▸ **STATED GOAL**: Below are some entries; can you quote all of them exactly?

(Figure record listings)
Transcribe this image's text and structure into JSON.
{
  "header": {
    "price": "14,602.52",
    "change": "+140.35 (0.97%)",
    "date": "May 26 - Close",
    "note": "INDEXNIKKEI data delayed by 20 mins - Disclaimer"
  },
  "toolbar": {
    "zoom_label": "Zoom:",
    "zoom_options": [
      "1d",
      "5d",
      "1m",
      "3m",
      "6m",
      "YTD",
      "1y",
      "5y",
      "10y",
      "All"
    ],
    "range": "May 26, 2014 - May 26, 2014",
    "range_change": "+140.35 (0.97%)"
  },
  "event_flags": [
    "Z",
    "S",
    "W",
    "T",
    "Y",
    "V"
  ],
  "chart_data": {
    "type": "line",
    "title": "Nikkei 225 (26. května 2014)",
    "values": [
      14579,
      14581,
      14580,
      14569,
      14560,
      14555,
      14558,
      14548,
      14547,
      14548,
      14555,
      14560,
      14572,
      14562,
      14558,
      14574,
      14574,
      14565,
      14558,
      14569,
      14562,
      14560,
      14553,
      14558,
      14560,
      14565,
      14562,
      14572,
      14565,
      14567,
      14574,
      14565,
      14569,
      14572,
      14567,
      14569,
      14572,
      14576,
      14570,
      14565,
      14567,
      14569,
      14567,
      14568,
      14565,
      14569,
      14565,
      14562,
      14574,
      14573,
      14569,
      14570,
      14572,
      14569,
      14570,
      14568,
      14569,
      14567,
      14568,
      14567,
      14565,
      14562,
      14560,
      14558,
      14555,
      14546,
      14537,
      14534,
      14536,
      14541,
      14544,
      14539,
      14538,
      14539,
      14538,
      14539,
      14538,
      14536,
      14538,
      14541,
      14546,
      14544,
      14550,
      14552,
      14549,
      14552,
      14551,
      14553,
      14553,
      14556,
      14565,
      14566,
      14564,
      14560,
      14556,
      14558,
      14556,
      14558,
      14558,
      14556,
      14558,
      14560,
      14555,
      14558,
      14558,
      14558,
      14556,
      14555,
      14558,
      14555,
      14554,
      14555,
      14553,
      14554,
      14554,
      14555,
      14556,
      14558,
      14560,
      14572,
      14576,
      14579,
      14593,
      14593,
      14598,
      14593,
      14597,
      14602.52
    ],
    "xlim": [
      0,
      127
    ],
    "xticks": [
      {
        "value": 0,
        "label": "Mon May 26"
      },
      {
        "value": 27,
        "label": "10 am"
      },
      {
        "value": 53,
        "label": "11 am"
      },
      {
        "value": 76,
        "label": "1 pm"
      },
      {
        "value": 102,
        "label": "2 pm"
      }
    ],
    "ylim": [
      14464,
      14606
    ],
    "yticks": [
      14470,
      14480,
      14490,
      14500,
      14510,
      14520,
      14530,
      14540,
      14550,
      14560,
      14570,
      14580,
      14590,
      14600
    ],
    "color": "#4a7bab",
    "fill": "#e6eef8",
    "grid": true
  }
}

▸ **ANSWER FOR THE TASK**:
Transcribe this image's text and structure into JSON.
{
  "header": {
    "price": "14,602.52",
    "change": "+140.35 (0.97%)",
    "date": "May 26 - Close",
    "note": "INDEXNIKKEI data delayed by 20 mins - Disclaimer"
  },
  "toolbar": {
    "zoom_label": "Zoom:",
    "zoom_options": [
      "1d",
      "5d",
      "1m",
      "3m",
      "6m",
      "YTD",
      "1y",
      "5y",
      "10y",
      "All"
    ],
    "range": "May 26, 2014 - May 26, 2014",
    "range_change": "+140.35 (0.97%)"
  },
  "event_flags": [
    "Z",
    "S",
    "W",
    "T",
    "Y",
    "V"
  ],
  "chart_data": {
    "type": "line",
    "title": "Nikkei 225 (26. května 2014)",
    "values": [
      14579,
      14581,
      14580,
      14569,
      14560,
      14555,
      14558,
      14548,
      14547,
      14548,
      14555,
      14560,
      14572,
      14562,
      14558,
      14574,
      14574,
      14565,
      14558,
      14569,
      14562,
      14560,
      14553,
      14558,
      14560,
      14565,
      14562,
      14572,
      14565,
      14567,
      14574,
      14565,
      14569,
      14572,
      14567,
      14569,
      14572,
      14576,
      14570,
      14565,
      14567,
      14569,
      14567,
      14568,
      14565,
      14569,
      14565,
      14562,
      14574,
      14573,
      14569,
      14570,
      14572,
      14569,
      14570,
      14568,
      14569,
      14567,
      14568,
      14567,
      14565,
      14562,
      14560,
      14558,
      14555,
      14546,
      14537,
      14534,
      14536,
      14541,
      14544,
      14539,
      14538,
      14539,
      14538,
      14539,
      14538,
      14536,
      14538,
      14541,
      14546,
      14544,
      14550,
      14552,
      14549,
      14552,
      14551,
      14553,
      14553,
      14556,
      14565,
      14566,
      14564,
      14560,
      14556,
      14558,
      14556,
      14558,
      14558,
      14556,
      14558,
      14560,
      14555,
      14558,
      14558,
      14558,
      14556,
      14555,
      14558,
      14555,
      14554,
      14555,
      14553,
      14554,
      14554,
      14555,
      14556,
      14558,
      14560,
      14572,
      14576,
      14579,
      14593,
      14593,
      14598,
      14593,
      14597,
      14602.52
    ],
    "xlim": [
      0,
      127
    ],
    "xticks": [
      {
        "value": 0,
        "label": "Mon May 26"
      },
      {
        "value": 27,
        "label": "10 am"
      },
      {
        "value": 53,
        "label": "11 am"
      },
      {
        "value": 76,
        "label": "1 pm"
      },
      {
        "value": 102,
        "label": "2 pm"
      }
    ],
    "ylim": [
      14464,
      14606
    ],
    "yticks": [
      14470,
      14480,
      14490,
      14500,
      14510,
      14520,
      14530,
      14540,
      14550,
      14560,
      14570,
      14580,
      14590,
      14600
    ],
    "color": "#4a7bab",
    "fill": "#e6eef8",
    "grid": true
  }
}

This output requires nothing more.